# Extended Upper Half plane and Modular Curves

Perhaps an introductory question, but, recently a came across the notion of Modular Curve and I read about its compactification. Now, every Modular Curve is by definition a quotient of the form $\mathbb{H}/ \Gamma$, for $\mathbb{H}$ the upper-half plane and $\Gamma$ a suitable (congruence) subgroup of $SL_{2}(\mathbb{Z}$). Since this becomes a Hausdorff space thourgh the quotient topology given by the natural projection $\pi: \mathbb{H} \rightarrow \mathbb{H} / \Gamma$, we can ask about its compactification. We can define that compactification to be the quotient of the topological space $\mathbb{H}^{*}= \mathbb{H} \cup \mathbb{P}^{1} (\mathbb{Q})$ called the extended upper half plane, by $\Gamma$, with the "natural" action of the latter on $\mathbb{P}^{1} (\mathbb{Q})$ (induced by the action on each coordinate of points of $\mathbb{Q}^{2}$ via Möbius Transformation). Now, my question is, why do we choose $\mathbb{Q}$ and not another field instead, such as $\mathbb{R}$ for instance?

> **ENTRIES SUPPLIED**:
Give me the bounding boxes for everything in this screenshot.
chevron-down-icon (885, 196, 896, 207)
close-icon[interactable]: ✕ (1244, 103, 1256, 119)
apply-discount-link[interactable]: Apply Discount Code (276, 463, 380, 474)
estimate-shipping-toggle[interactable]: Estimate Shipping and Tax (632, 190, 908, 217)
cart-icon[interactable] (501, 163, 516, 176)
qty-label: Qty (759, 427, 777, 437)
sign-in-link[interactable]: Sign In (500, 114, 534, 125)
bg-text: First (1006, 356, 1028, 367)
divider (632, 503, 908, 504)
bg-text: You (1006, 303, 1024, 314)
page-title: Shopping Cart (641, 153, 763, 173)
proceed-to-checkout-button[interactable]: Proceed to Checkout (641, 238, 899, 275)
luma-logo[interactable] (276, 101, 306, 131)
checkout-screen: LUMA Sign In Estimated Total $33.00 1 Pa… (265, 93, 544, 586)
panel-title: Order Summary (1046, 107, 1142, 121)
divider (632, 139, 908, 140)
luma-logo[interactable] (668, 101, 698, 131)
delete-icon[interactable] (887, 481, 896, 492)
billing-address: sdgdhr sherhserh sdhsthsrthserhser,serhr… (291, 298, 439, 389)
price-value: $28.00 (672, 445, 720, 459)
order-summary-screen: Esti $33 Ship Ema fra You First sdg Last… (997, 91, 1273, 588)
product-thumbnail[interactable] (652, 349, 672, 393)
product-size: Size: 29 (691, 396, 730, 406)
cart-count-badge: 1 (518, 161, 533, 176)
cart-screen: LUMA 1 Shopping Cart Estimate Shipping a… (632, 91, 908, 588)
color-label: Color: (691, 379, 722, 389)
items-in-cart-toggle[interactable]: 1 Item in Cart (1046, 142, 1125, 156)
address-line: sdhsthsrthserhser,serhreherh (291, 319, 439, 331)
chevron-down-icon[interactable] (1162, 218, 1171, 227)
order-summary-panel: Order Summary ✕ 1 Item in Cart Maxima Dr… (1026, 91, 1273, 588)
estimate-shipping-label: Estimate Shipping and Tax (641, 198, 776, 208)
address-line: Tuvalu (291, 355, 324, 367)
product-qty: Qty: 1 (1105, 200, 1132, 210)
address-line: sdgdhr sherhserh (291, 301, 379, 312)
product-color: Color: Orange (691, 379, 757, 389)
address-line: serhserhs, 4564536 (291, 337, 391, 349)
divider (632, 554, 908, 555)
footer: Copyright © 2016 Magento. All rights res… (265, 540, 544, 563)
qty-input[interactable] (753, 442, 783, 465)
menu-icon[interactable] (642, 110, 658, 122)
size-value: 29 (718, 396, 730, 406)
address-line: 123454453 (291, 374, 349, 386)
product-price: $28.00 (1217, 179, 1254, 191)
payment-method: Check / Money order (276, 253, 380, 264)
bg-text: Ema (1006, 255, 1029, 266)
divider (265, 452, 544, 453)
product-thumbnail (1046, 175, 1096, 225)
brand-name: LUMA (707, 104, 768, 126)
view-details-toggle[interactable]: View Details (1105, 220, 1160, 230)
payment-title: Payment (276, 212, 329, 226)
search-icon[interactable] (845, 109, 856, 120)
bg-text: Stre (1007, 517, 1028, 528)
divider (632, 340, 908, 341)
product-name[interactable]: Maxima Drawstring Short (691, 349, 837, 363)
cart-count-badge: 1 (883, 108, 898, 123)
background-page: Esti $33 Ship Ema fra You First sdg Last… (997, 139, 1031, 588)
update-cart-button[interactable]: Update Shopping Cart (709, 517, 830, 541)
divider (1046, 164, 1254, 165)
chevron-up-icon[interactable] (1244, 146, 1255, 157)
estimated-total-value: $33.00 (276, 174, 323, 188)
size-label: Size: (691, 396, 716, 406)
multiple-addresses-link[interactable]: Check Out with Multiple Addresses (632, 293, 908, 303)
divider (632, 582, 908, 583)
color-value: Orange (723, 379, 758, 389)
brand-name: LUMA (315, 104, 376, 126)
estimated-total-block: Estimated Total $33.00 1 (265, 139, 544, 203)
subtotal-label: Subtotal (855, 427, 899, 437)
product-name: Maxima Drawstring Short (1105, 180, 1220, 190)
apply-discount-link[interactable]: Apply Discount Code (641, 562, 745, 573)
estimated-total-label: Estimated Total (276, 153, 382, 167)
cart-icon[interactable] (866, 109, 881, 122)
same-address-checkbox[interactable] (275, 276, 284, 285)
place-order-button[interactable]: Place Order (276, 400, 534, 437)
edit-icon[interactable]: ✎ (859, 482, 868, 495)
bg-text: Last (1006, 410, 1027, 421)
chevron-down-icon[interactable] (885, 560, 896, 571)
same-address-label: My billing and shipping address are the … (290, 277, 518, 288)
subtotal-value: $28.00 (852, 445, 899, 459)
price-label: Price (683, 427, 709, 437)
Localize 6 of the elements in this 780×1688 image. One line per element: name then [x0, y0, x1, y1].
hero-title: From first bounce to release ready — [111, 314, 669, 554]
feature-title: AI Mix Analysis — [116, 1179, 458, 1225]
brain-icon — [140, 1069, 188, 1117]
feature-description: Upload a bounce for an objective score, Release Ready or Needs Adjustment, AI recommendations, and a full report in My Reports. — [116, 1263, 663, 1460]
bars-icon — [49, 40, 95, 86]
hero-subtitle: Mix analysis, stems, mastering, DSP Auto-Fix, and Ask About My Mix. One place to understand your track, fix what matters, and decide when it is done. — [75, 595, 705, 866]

> **WHAT YOU NEED TO DO**: Reproduce the full modular curves question word for word.

> **RESULT FOR THIS EXERCISE**:
# Extended Upper Half plane and Modular Curves

Perhaps an introductory question, but, recently a came across the notion of Modular Curve and I read about its compactification. Now, every Modular Curve is by definition a quotient of the form $\mathbb{H}/ \Gamma$, for $\mathbb{H}$ the upper-half plane and $\Gamma$ a suitable (congruence) subgroup of $SL_{2}(\mathbb{Z}$). Since this becomes a Hausdorff space thourgh the quotient topology given by the natural projection $\pi: \mathbb{H} \rightarrow \mathbb{H} / \Gamma$, we can ask about its compactification. We can define that compactification to be the quotient of the topological space $\mathbb{H}^{*}= \mathbb{H} \cup \mathbb{P}^{1} (\mathbb{Q})$ called the extended upper half plane, by $\Gamma$, with the "natural" action of the latter on $\mathbb{P}^{1} (\mathbb{Q})$ (induced by the action on each coordinate of points of $\mathbb{Q}^{2}$ via Möbius Transformation). Now, my question is, why do we choose $\mathbb{Q}$ and not another field instead, such as $\mathbb{R}$ for instance?